• Directions
Return the entries below in their exact form, leaving the pictures out.

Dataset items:
== == ==
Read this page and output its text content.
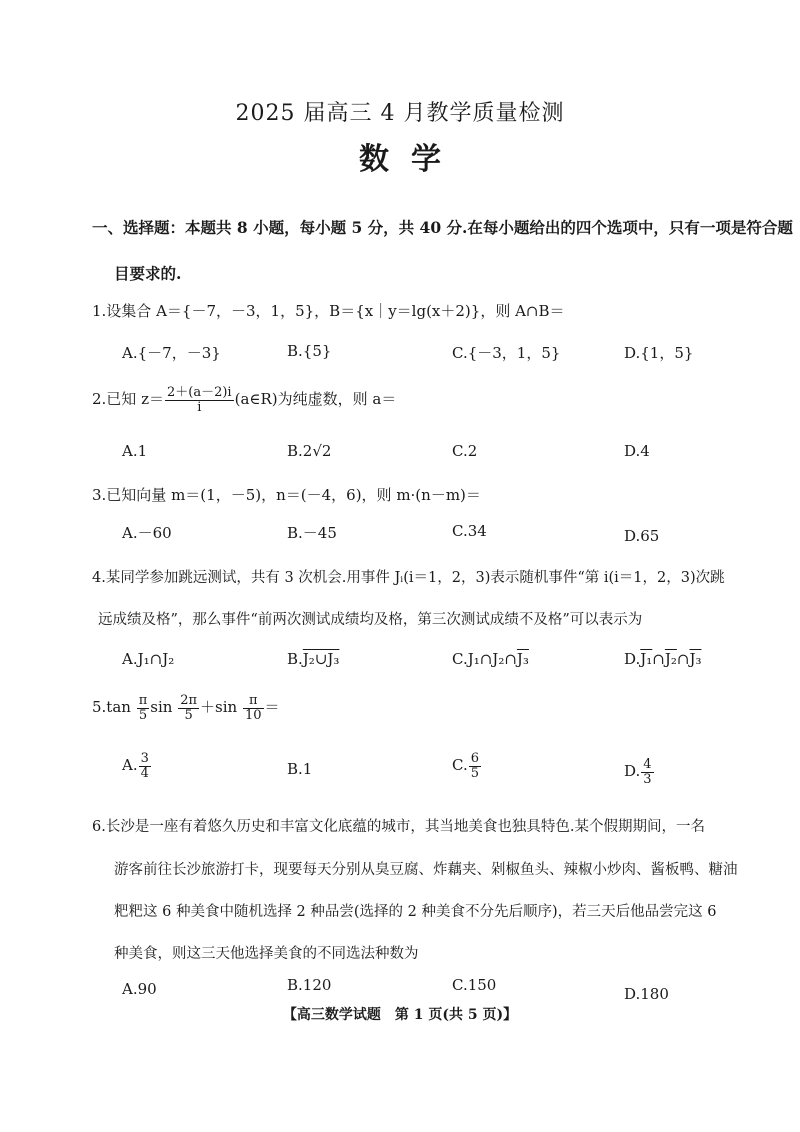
2025 届高三 4 月教学质量检测
数学
一、选择题：本题共 8 小题，每小题 5 分，共 40 分.在每小题给出的四个选项中，只有一项是符合题
目要求的.
1.设集合 A＝{－7，－3，1，5}，B＝{x｜y＝lg(x＋2)}，则 A∩B＝
A.{－7，－3}	B.{5}	C.{－3，1，5}	D.{1，5}
2.已知 $z= \frac{2+(a-2)i}{i}$ (a∈R)为纯虚数，则 a＝
A.1	B.2√2	C.2	D.4
3.已知向量 m＝(1，－5)，n＝(－4，6)，则 m·(n－m)＝
A.－60	B.－45	C.34	D.65
4.某同学参加跳远测试，共有 3 次机会.用事件 Jᵢ(i＝1，2，3)表示随机事件“第 i(i＝1，2，3)次跳
远成绩及格”，那么事件“前两次测试成绩均及格，第三次测试成绩不及格”可以表示为
A.J₁∩J₂	B.J₂∪J₃	C.J₁∩J₂∩J₃	D.J₁∩J₂∩J₃
$5.\tan \frac{\pi}{5}$ $\sin \frac{2\pi}{5} +\sin \frac{\pi}{10}$ ＝
A. $\frac{3}{4}$	B.1	C. $\frac{6}{5}$	D. $\frac{4}{3}$
6.长沙是一座有着悠久历史和丰富文化底蕴的城市，其当地美食也独具特色.某个假期期间，一名
游客前往长沙旅游打卡，现要每天分别从臭豆腐、炸藕夹、剁椒鱼头、辣椒小炒肉、酱板鸭、糖油
粑粑这 6 种美食中随机选择 2 种品尝(选择的 2 种美食不分先后顺序)，若三天后他品尝完这 6
种美食，则这三天他选择美食的不同选法种数为
A.90	B.120	C.150	D.180
【高三数学试题　第 1 页(共 5 页)】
== == ==
• Final result
Read this page and output its text content.
2025 届高三 4 月教学质量检测
数学
一、选择题：本题共 8 小题，每小题 5 分，共 40 分.在每小题给出的四个选项中，只有一项是符合题
目要求的.
1.设集合 A＝{－7，－3，1，5}，B＝{x｜y＝lg(x＋2)}，则 A∩B＝
A.{－7，－3}	B.{5}	C.{－3，1，5}	D.{1，5}
2.已知 $z= \frac{2+(a-2)i}{i}$ (a∈R)为纯虚数，则 a＝
A.1	B.2√2	C.2	D.4
3.已知向量 m＝(1，－5)，n＝(－4，6)，则 m·(n－m)＝
A.－60	B.－45	C.34	D.65
4.某同学参加跳远测试，共有 3 次机会.用事件 Jᵢ(i＝1，2，3)表示随机事件“第 i(i＝1，2，3)次跳
远成绩及格”，那么事件“前两次测试成绩均及格，第三次测试成绩不及格”可以表示为
A.J₁∩J₂	B.J₂∪J₃	C.J₁∩J₂∩J₃	D.J₁∩J₂∩J₃
$5.\tan \frac{\pi}{5}$ $\sin \frac{2\pi}{5} +\sin \frac{\pi}{10}$ ＝
A. $\frac{3}{4}$	B.1	C. $\frac{6}{5}$	D. $\frac{4}{3}$
6.长沙是一座有着悠久历史和丰富文化底蕴的城市，其当地美食也独具特色.某个假期期间，一名
游客前往长沙旅游打卡，现要每天分别从臭豆腐、炸藕夹、剁椒鱼头、辣椒小炒肉、酱板鸭、糖油
粑粑这 6 种美食中随机选择 2 种品尝(选择的 2 种美食不分先后顺序)，若三天后他品尝完这 6
种美食，则这三天他选择美食的不同选法种数为
A.90	B.120	C.150	D.180
【高三数学试题　第 1 页(共 5 页)】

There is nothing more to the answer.